Saved entries
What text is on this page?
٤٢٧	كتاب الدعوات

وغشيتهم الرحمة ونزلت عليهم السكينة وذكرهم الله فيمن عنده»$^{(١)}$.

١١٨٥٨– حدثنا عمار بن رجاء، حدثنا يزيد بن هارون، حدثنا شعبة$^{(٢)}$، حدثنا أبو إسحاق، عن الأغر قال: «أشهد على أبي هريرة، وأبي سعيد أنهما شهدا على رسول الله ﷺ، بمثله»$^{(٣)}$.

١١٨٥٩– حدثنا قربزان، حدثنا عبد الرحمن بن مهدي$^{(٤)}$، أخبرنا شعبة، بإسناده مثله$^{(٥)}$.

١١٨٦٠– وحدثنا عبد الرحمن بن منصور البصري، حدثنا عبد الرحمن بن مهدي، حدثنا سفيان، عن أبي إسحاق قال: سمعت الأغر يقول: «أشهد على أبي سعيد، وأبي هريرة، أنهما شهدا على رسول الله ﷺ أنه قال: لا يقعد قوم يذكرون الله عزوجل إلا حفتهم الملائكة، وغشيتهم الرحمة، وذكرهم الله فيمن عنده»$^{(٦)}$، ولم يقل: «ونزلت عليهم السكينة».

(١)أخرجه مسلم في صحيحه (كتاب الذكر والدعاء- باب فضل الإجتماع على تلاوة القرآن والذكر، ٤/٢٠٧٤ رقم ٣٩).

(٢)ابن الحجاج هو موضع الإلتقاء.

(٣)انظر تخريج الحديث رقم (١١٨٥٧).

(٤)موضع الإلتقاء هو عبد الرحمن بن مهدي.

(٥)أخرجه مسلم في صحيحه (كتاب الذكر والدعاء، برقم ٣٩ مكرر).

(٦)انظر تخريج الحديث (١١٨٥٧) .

### EXERCISE DIRECTIONS
Write out every record verbatim.

### IN RESPONSE
What text is on this page?
٤٢٧	كتاب الدعوات

وغشيتهم الرحمة ونزلت عليهم السكينة وذكرهم الله فيمن عنده»$^{(١)}$.

١١٨٥٨– حدثنا عمار بن رجاء، حدثنا يزيد بن هارون، حدثنا شعبة$^{(٢)}$، حدثنا أبو إسحاق، عن الأغر قال: «أشهد على أبي هريرة، وأبي سعيد أنهما شهدا على رسول الله ﷺ، بمثله»$^{(٣)}$.

١١٨٥٩– حدثنا قربزان، حدثنا عبد الرحمن بن مهدي$^{(٤)}$، أخبرنا شعبة، بإسناده مثله$^{(٥)}$.

١١٨٦٠– وحدثنا عبد الرحمن بن منصور البصري، حدثنا عبد الرحمن بن مهدي، حدثنا سفيان، عن أبي إسحاق قال: سمعت الأغر يقول: «أشهد على أبي سعيد، وأبي هريرة، أنهما شهدا على رسول الله ﷺ أنه قال: لا يقعد قوم يذكرون الله عزوجل إلا حفتهم الملائكة، وغشيتهم الرحمة، وذكرهم الله فيمن عنده»$^{(٦)}$، ولم يقل: «ونزلت عليهم السكينة».

(١)أخرجه مسلم في صحيحه (كتاب الذكر والدعاء- باب فضل الإجتماع على تلاوة القرآن والذكر، ٤/٢٠٧٤ رقم ٣٩).

(٢)ابن الحجاج هو موضع الإلتقاء.

(٣)انظر تخريج الحديث رقم (١١٨٥٧).

(٤)موضع الإلتقاء هو عبد الرحمن بن مهدي.

(٥)أخرجه مسلم في صحيحه (كتاب الذكر والدعاء، برقم ٣٩ مكرر).

(٦)انظر تخريج الحديث (١١٨٥٧) .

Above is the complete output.